### TASK TO CARRY OUT
Write out again, without changes, the rows from the first one up to and including the row that contains "window-title: Point-of-Sale Software".

===

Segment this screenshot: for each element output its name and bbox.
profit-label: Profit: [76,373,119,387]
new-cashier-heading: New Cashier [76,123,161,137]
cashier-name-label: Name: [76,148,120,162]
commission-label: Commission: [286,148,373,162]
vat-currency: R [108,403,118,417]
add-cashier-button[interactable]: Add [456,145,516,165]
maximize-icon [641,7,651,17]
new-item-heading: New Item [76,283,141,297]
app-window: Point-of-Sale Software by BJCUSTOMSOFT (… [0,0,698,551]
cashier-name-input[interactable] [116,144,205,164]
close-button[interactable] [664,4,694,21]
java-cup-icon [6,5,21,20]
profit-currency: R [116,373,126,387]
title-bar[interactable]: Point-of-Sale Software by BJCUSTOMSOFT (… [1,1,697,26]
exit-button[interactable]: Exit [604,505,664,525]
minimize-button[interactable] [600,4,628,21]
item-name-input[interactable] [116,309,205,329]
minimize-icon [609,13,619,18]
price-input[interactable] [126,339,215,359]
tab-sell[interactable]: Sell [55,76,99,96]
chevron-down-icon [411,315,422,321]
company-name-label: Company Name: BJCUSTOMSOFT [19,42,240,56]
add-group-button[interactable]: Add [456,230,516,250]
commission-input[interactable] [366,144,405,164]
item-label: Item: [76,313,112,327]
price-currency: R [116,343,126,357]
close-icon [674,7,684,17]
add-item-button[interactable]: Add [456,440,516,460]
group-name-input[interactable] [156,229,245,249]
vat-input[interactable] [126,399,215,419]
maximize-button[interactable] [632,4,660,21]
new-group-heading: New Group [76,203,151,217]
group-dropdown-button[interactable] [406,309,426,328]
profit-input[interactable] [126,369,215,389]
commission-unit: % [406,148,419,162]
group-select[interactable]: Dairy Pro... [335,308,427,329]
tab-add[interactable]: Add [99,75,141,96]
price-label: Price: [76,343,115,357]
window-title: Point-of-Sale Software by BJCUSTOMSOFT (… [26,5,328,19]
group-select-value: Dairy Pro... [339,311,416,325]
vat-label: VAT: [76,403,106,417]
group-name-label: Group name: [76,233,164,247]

===

### EXERCISE OUTPUT
Segment this screenshot: for each element output its name and bbox.
profit-label: Profit: [76,373,119,387]
new-cashier-heading: New Cashier [76,123,161,137]
cashier-name-label: Name: [76,148,120,162]
commission-label: Commission: [286,148,373,162]
vat-currency: R [108,403,118,417]
add-cashier-button[interactable]: Add [456,145,516,165]
maximize-icon [641,7,651,17]
new-item-heading: New Item [76,283,141,297]
app-window: Point-of-Sale Software by BJCUSTOMSOFT (… [0,0,698,551]
cashier-name-input[interactable] [116,144,205,164]
close-button[interactable] [664,4,694,21]
java-cup-icon [6,5,21,20]
profit-currency: R [116,373,126,387]
title-bar[interactable]: Point-of-Sale Software by BJCUSTOMSOFT (… [1,1,697,26]
exit-button[interactable]: Exit [604,505,664,525]
minimize-button[interactable] [600,4,628,21]
item-name-input[interactable] [116,309,205,329]
minimize-icon [609,13,619,18]
price-input[interactable] [126,339,215,359]
tab-sell[interactable]: Sell [55,76,99,96]
chevron-down-icon [411,315,422,321]
company-name-label: Company Name: BJCUSTOMSOFT [19,42,240,56]
add-group-button[interactable]: Add [456,230,516,250]
commission-input[interactable] [366,144,405,164]
item-label: Item: [76,313,112,327]
price-currency: R [116,343,126,357]
close-icon [674,7,684,17]
add-item-button[interactable]: Add [456,440,516,460]
group-name-input[interactable] [156,229,245,249]
vat-input[interactable] [126,399,215,419]
maximize-button[interactable] [632,4,660,21]
new-group-heading: New Group [76,203,151,217]
group-dropdown-button[interactable] [406,309,426,328]
profit-input[interactable] [126,369,215,389]
commission-unit: % [406,148,419,162]
group-select[interactable]: Dairy Pro... [335,308,427,329]
tab-add[interactable]: Add [99,75,141,96]
price-label: Price: [76,343,115,357]
window-title: Point-of-Sale Software by BJCUSTOMSOFT (… [26,5,328,19]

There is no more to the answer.